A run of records
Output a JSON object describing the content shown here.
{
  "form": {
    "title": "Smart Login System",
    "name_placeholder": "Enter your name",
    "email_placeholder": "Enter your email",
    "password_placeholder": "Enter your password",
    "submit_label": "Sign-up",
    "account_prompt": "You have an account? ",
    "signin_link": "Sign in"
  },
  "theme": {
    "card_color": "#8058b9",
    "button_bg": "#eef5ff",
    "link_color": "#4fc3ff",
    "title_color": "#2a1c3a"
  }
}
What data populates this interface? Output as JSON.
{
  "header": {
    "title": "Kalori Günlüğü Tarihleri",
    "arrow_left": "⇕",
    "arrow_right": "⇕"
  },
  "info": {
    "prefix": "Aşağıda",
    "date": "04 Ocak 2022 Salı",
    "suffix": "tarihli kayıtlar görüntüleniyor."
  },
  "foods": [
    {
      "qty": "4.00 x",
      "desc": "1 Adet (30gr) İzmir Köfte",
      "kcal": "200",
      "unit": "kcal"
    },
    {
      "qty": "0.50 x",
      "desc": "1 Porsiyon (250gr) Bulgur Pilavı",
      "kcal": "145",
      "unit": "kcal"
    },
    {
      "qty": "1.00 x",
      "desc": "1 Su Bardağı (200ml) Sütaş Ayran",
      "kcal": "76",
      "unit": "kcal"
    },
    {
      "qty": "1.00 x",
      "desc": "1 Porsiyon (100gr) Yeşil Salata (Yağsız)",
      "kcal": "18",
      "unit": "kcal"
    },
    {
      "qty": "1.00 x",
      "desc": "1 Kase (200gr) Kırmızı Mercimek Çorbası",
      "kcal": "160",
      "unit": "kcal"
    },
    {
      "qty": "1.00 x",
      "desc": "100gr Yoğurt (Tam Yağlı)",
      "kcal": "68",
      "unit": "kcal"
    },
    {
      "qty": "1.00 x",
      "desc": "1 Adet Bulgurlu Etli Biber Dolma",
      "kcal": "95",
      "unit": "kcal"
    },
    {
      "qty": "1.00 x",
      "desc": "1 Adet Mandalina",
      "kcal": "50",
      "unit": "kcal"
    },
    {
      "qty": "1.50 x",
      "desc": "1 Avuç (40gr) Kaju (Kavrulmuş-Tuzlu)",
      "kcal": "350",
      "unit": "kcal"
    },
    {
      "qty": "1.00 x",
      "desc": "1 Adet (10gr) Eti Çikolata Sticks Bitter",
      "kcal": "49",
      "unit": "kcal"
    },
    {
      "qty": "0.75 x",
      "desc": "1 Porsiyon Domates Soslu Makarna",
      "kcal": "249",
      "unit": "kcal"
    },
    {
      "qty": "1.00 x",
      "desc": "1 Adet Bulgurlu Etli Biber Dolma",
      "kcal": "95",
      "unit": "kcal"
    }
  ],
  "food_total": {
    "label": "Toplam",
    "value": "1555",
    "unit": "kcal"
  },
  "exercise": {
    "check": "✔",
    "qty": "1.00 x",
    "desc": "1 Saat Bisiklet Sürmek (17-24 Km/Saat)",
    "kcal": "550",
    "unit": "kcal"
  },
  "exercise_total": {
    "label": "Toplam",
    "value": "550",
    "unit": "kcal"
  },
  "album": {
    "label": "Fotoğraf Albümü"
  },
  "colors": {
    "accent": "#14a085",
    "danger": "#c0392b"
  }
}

# TO BE DONE:
Please set down the whole listing above without altering a single line.

# THE SOLUTION:
Output a JSON object describing the content shown here.
{
  "form": {
    "title": "Smart Login System",
    "name_placeholder": "Enter your name",
    "email_placeholder": "Enter your email",
    "password_placeholder": "Enter your password",
    "submit_label": "Sign-up",
    "account_prompt": "You have an account? ",
    "signin_link": "Sign in"
  },
  "theme": {
    "card_color": "#8058b9",
    "button_bg": "#eef5ff",
    "link_color": "#4fc3ff",
    "title_color": "#2a1c3a"
  }
}
What data populates this interface? Output as JSON.
{
  "header": {
    "title": "Kalori Günlüğü Tarihleri",
    "arrow_left": "⇕",
    "arrow_right": "⇕"
  },
  "info": {
    "prefix": "Aşağıda",
    "date": "04 Ocak 2022 Salı",
    "suffix": "tarihli kayıtlar görüntüleniyor."
  },
  "foods": [
    {
      "qty": "4.00 x",
      "desc": "1 Adet (30gr) İzmir Köfte",
      "kcal": "200",
      "unit": "kcal"
    },
    {
      "qty": "0.50 x",
      "desc": "1 Porsiyon (250gr) Bulgur Pilavı",
      "kcal": "145",
      "unit": "kcal"
    },
    {
      "qty": "1.00 x",
      "desc": "1 Su Bardağı (200ml) Sütaş Ayran",
      "kcal": "76",
      "unit": "kcal"
    },
    {
      "qty": "1.00 x",
      "desc": "1 Porsiyon (100gr) Yeşil Salata (Yağsız)",
      "kcal": "18",
      "unit": "kcal"
    },
    {
      "qty": "1.00 x",
      "desc": "1 Kase (200gr) Kırmızı Mercimek Çorbası",
      "kcal": "160",
      "unit": "kcal"
    },
    {
      "qty": "1.00 x",
      "desc": "100gr Yoğurt (Tam Yağlı)",
      "kcal": "68",
      "unit": "kcal"
    },
    {
      "qty": "1.00 x",
      "desc": "1 Adet Bulgurlu Etli Biber Dolma",
      "kcal": "95",
      "unit": "kcal"
    },
    {
      "qty": "1.00 x",
      "desc": "1 Adet Mandalina",
      "kcal": "50",
      "unit": "kcal"
    },
    {
      "qty": "1.50 x",
      "desc": "1 Avuç (40gr) Kaju (Kavrulmuş-Tuzlu)",
      "kcal": "350",
      "unit": "kcal"
    },
    {
      "qty": "1.00 x",
      "desc": "1 Adet (10gr) Eti Çikolata Sticks Bitter",
      "kcal": "49",
      "unit": "kcal"
    },
    {
      "qty": "0.75 x",
      "desc": "1 Porsiyon Domates Soslu Makarna",
      "kcal": "249",
      "unit": "kcal"
    },
    {
      "qty": "1.00 x",
      "desc": "1 Adet Bulgurlu Etli Biber Dolma",
      "kcal": "95",
      "unit": "kcal"
    }
  ],
  "food_total": {
    "label": "Toplam",
    "value": "1555",
    "unit": "kcal"
  },
  "exercise": {
    "check": "✔",
    "qty": "1.00 x",
    "desc": "1 Saat Bisiklet Sürmek (17-24 Km/Saat)",
    "kcal": "550",
    "unit": "kcal"
  },
  "exercise_total": {
    "label": "Toplam",
    "value": "550",
    "unit": "kcal"
  },
  "album": {
    "label": "Fotoğraf Albümü"
  },
  "colors": {
    "accent": "#14a085",
    "danger": "#c0392b"
  }
}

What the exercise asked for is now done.